REQUIREMENT> Give every line of the material again, exactly as written.
[Start GIVEN DATA]
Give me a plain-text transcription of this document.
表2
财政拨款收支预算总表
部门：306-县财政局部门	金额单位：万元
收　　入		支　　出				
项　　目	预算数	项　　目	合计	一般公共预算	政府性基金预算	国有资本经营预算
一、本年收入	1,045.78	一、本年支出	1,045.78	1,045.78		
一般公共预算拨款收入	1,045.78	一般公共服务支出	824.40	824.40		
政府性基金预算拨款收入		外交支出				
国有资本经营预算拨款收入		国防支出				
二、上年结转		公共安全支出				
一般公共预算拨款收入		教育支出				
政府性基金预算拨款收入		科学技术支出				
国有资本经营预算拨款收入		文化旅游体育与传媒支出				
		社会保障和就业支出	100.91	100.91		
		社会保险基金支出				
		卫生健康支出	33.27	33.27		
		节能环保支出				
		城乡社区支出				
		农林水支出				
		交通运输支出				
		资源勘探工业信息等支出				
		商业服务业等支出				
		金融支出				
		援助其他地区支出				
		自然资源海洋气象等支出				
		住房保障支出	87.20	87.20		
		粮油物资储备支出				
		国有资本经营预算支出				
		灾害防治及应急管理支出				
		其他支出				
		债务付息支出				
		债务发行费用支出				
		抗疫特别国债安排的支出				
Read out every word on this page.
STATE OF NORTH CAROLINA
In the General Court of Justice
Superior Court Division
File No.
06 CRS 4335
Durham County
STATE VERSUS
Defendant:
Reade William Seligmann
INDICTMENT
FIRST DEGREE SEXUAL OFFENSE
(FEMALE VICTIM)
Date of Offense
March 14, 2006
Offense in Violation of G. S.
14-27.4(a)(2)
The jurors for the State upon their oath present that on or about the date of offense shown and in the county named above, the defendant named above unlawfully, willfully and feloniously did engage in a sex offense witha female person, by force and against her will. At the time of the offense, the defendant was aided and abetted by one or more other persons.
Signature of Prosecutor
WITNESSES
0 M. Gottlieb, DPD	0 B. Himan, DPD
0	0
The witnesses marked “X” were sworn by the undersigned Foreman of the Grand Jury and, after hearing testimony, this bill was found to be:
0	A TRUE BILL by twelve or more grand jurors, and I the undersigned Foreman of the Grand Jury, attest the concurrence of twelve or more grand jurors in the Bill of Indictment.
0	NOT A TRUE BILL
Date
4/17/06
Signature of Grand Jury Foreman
[End GIVEN DATA]
ANSWER IN FULL>
Give me a plain-text transcription of this document.
表2
财政拨款收支预算总表
部门：306-县财政局部门	金额单位：万元
收　　入		支　　出				
项　　目	预算数	项　　目	合计	一般公共预算	政府性基金预算	国有资本经营预算
一、本年收入	1,045.78	一、本年支出	1,045.78	1,045.78		
一般公共预算拨款收入	1,045.78	一般公共服务支出	824.40	824.40		
政府性基金预算拨款收入		外交支出				
国有资本经营预算拨款收入		国防支出				
二、上年结转		公共安全支出				
一般公共预算拨款收入		教育支出				
政府性基金预算拨款收入		科学技术支出				
国有资本经营预算拨款收入		文化旅游体育与传媒支出				
		社会保障和就业支出	100.91	100.91		
		社会保险基金支出				
		卫生健康支出	33.27	33.27		
		节能环保支出				
		城乡社区支出				
		农林水支出				
		交通运输支出				
		资源勘探工业信息等支出				
		商业服务业等支出				
		金融支出				
		援助其他地区支出				
		自然资源海洋气象等支出				
		住房保障支出	87.20	87.20		
		粮油物资储备支出				
		国有资本经营预算支出				
		灾害防治及应急管理支出				
		其他支出				
		债务付息支出				
		债务发行费用支出				
		抗疫特别国债安排的支出				
Read out every word on this page.
STATE OF NORTH CAROLINA
In the General Court of Justice
Superior Court Division
File No.
06 CRS 4335
Durham County
STATE VERSUS
Defendant:
Reade William Seligmann
INDICTMENT
FIRST DEGREE SEXUAL OFFENSE
(FEMALE VICTIM)
Date of Offense
March 14, 2006
Offense in Violation of G. S.
14-27.4(a)(2)
The jurors for the State upon their oath present that on or about the date of offense shown and in the county named above, the defendant named above unlawfully, willfully and feloniously did engage in a sex offense witha female person, by force and against her will. At the time of the offense, the defendant was aided and abetted by one or more other persons.
Signature of Prosecutor
WITNESSES
0 M. Gottlieb, DPD	0 B. Himan, DPD
0	0
The witnesses marked “X” were sworn by the undersigned Foreman of the Grand Jury and, after hearing testimony, this bill was found to be:
0	A TRUE BILL by twelve or more grand jurors, and I the undersigned Foreman of the Grand Jury, attest the concurrence of twelve or more grand jurors in the Bill of Indictment.
0	NOT A TRUE BILL
Date
4/17/06
Signature of Grand Jury Foreman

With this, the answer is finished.